[Start Source data]
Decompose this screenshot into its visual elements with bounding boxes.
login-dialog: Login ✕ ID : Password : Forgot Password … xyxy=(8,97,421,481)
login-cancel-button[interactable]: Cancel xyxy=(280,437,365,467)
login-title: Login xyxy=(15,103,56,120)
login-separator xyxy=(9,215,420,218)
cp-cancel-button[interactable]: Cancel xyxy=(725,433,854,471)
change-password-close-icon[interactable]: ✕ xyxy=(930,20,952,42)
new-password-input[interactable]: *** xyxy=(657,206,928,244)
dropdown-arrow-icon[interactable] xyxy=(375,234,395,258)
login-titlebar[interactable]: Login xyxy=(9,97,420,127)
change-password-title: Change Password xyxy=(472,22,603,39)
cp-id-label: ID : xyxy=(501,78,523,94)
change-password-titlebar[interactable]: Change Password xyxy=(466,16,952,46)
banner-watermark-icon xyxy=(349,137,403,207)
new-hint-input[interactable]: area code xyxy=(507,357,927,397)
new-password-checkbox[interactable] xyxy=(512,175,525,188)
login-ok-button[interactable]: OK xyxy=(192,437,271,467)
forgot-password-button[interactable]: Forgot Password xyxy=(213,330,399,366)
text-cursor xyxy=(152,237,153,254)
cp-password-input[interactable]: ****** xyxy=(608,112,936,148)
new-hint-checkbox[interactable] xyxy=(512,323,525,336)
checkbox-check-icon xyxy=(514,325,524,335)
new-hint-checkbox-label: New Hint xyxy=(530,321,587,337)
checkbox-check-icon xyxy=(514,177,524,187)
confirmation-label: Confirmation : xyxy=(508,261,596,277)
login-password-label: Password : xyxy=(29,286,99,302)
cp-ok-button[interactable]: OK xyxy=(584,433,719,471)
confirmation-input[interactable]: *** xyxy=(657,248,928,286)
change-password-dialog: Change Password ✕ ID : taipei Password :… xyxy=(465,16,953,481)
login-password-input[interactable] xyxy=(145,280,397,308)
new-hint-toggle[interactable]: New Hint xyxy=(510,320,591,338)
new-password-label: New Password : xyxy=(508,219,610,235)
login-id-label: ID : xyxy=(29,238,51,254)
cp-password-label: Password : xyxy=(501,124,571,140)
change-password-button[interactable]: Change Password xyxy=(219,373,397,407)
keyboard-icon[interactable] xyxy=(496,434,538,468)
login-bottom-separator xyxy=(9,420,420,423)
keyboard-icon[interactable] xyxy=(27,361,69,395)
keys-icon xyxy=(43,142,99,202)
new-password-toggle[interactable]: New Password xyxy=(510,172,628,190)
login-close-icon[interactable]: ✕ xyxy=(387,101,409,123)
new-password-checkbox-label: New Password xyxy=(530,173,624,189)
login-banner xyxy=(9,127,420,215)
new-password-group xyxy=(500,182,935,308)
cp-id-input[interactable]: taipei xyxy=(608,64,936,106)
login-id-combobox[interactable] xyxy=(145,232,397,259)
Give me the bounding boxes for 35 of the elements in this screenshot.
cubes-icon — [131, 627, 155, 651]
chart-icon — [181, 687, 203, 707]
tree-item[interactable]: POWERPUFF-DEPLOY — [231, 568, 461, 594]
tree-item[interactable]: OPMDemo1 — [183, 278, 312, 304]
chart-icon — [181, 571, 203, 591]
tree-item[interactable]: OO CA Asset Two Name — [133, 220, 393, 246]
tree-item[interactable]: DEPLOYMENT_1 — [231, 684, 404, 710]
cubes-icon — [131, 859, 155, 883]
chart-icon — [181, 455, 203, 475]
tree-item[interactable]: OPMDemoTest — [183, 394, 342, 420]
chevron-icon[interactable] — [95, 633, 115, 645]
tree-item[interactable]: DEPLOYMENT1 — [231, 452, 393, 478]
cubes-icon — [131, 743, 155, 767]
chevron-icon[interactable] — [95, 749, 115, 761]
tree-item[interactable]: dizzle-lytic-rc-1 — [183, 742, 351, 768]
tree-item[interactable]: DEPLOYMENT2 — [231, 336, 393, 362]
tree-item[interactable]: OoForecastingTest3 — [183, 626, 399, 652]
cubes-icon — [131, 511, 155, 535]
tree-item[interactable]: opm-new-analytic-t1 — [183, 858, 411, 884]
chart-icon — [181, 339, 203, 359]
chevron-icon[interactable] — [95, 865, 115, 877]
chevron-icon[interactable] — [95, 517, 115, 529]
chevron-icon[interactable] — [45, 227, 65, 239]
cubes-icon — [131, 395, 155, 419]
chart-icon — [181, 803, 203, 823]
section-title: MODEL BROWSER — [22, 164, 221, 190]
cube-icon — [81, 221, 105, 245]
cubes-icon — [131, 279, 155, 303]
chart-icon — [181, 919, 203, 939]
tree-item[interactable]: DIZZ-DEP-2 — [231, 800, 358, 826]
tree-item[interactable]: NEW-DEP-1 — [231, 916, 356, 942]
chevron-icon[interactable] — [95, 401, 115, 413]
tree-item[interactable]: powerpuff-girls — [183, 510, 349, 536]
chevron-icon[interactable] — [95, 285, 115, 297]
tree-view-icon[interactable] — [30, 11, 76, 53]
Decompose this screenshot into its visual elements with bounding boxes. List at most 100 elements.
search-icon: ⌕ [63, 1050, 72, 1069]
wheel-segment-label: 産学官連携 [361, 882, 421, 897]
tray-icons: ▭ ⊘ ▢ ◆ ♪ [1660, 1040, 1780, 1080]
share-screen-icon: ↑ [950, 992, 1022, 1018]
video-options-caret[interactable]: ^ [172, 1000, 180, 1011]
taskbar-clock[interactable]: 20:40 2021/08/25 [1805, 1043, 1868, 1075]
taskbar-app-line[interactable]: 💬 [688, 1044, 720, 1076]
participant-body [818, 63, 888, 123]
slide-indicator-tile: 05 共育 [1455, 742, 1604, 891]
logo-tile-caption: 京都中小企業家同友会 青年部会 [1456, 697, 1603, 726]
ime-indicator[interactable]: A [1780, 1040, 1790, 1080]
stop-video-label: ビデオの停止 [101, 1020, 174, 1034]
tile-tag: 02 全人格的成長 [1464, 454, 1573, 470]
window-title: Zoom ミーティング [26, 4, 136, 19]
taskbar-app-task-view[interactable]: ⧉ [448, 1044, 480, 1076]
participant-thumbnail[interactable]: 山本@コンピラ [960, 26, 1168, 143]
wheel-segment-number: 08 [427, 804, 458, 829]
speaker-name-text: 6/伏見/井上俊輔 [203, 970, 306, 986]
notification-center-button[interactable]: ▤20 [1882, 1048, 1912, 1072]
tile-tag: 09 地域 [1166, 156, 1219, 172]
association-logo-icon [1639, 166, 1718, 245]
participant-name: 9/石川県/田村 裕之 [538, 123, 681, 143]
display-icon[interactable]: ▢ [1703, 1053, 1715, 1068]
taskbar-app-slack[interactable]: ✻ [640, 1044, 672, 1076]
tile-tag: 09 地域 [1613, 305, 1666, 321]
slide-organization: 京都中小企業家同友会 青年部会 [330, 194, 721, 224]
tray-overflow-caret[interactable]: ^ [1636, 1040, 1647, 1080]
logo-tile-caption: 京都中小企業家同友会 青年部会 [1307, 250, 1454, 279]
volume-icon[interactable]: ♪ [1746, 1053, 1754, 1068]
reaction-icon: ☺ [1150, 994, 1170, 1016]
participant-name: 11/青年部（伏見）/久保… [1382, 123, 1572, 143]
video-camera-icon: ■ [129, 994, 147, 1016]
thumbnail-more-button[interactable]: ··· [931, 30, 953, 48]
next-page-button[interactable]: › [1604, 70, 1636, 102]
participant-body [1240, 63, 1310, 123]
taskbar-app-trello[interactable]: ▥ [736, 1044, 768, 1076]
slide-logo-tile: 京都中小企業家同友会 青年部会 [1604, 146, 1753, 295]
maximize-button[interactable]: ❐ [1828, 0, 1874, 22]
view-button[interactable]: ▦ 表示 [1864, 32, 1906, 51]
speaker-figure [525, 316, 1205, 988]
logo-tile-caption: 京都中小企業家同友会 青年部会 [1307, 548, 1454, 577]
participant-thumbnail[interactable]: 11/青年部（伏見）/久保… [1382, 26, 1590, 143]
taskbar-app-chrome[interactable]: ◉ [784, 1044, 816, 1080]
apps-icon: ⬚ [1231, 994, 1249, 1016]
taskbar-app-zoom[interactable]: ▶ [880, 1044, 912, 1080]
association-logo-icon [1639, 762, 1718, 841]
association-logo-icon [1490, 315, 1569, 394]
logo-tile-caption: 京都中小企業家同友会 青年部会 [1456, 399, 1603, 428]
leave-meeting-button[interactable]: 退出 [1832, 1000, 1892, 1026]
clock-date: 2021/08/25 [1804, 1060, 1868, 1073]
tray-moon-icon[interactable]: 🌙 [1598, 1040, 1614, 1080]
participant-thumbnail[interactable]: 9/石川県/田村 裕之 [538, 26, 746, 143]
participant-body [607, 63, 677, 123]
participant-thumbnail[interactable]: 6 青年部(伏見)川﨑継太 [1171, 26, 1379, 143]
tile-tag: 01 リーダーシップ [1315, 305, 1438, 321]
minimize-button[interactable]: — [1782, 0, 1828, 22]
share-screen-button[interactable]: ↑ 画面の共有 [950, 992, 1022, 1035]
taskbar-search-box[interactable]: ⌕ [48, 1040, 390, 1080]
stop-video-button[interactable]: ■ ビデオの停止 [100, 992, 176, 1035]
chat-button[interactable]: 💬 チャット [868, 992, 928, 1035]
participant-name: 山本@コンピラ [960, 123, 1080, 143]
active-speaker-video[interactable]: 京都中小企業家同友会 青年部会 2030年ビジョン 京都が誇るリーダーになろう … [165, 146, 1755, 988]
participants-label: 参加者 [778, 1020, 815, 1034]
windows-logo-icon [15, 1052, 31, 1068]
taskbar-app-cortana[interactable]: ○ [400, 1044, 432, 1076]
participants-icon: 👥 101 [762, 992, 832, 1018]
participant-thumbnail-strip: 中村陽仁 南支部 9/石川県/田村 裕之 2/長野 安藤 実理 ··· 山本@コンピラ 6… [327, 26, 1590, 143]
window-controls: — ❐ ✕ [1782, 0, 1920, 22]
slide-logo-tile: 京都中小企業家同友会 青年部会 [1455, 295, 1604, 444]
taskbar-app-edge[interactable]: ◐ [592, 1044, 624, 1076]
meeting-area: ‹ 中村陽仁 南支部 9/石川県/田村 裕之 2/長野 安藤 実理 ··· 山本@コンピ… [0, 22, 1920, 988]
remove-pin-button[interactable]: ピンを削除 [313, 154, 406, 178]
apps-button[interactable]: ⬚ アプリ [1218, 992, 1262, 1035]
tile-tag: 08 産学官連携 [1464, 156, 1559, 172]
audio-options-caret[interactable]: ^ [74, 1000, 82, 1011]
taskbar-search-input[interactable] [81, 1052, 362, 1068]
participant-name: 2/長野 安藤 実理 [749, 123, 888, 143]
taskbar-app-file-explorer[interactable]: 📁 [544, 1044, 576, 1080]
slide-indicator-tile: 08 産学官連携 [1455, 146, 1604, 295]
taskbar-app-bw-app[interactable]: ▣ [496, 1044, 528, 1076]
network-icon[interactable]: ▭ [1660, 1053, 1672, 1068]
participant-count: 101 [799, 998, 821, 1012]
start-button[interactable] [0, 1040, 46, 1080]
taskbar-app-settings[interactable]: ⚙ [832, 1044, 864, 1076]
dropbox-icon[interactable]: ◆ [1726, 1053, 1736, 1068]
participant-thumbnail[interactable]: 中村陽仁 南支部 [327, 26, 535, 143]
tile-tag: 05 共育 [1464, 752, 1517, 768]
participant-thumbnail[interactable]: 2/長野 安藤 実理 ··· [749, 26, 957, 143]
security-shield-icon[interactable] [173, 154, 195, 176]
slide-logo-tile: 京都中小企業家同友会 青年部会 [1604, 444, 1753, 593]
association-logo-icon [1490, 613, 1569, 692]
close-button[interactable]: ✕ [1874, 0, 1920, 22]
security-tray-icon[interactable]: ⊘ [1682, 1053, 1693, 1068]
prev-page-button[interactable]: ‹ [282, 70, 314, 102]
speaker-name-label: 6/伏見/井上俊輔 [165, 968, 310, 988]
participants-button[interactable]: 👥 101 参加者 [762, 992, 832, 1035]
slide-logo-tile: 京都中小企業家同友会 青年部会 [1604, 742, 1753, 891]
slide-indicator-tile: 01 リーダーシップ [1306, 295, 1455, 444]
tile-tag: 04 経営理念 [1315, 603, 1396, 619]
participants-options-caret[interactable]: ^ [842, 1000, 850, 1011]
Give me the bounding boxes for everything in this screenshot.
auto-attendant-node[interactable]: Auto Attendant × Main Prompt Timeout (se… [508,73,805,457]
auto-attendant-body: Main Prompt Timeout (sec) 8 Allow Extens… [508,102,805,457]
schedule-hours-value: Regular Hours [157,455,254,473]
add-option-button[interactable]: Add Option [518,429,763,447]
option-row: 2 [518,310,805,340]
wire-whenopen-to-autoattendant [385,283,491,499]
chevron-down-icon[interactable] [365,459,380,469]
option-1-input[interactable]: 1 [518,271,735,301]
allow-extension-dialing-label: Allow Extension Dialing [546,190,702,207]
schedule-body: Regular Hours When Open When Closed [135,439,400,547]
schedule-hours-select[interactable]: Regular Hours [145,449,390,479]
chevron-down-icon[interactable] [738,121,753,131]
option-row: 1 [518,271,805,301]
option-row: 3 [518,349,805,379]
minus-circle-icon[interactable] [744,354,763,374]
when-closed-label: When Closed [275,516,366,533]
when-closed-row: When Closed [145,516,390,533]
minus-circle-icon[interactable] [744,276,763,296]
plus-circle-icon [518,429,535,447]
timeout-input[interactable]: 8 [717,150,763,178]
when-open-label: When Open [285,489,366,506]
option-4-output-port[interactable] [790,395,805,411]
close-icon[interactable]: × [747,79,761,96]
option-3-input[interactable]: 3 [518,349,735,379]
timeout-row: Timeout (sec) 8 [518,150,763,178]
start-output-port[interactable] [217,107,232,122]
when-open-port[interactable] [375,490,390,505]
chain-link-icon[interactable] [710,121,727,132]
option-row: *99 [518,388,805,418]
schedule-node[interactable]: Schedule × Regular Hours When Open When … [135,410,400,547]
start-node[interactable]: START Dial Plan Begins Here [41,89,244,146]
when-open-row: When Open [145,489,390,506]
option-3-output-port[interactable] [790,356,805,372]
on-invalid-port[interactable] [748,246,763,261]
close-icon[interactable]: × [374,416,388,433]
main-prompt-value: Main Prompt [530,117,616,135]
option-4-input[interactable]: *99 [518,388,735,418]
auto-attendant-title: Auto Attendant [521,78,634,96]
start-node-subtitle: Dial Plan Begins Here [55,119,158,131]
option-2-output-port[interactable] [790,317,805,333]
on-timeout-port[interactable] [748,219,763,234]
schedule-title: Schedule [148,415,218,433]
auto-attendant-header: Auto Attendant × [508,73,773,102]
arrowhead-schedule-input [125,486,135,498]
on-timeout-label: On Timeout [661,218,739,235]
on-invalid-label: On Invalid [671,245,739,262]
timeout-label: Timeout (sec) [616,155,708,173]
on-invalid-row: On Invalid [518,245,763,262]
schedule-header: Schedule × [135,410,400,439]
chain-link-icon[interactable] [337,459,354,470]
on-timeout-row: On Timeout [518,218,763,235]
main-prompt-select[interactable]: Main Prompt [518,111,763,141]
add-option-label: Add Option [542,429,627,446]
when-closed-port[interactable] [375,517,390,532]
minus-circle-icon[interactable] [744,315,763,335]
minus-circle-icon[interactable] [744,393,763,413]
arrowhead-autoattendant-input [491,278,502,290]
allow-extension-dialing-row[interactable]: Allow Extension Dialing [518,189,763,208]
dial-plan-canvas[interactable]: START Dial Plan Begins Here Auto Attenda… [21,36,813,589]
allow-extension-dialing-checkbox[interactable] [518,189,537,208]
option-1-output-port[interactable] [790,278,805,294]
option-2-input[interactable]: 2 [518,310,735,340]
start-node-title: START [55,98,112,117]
[End Source data]
#### Written task
Can you copy the listing word for word, from its first line through the line containing "new-hint-checkbox-label: New Hint", including both of those lines?

#### Solution to the problem
Decompose this screenshot into its visual elements with bounding boxes.
login-dialog: Login ✕ ID : Password : Forgot Password … xyxy=(8,97,421,481)
login-cancel-button[interactable]: Cancel xyxy=(280,437,365,467)
login-title: Login xyxy=(15,103,56,120)
login-separator xyxy=(9,215,420,218)
cp-cancel-button[interactable]: Cancel xyxy=(725,433,854,471)
change-password-close-icon[interactable]: ✕ xyxy=(930,20,952,42)
new-password-input[interactable]: *** xyxy=(657,206,928,244)
dropdown-arrow-icon[interactable] xyxy=(375,234,395,258)
login-titlebar[interactable]: Login xyxy=(9,97,420,127)
change-password-title: Change Password xyxy=(472,22,603,39)
cp-id-label: ID : xyxy=(501,78,523,94)
change-password-titlebar[interactable]: Change Password xyxy=(466,16,952,46)
banner-watermark-icon xyxy=(349,137,403,207)
new-hint-input[interactable]: area code xyxy=(507,357,927,397)
new-password-checkbox[interactable] xyxy=(512,175,525,188)
login-ok-button[interactable]: OK xyxy=(192,437,271,467)
forgot-password-button[interactable]: Forgot Password xyxy=(213,330,399,366)
text-cursor xyxy=(152,237,153,254)
cp-password-input[interactable]: ****** xyxy=(608,112,936,148)
new-hint-checkbox[interactable] xyxy=(512,323,525,336)
checkbox-check-icon xyxy=(514,325,524,335)
new-hint-checkbox-label: New Hint xyxy=(530,321,587,337)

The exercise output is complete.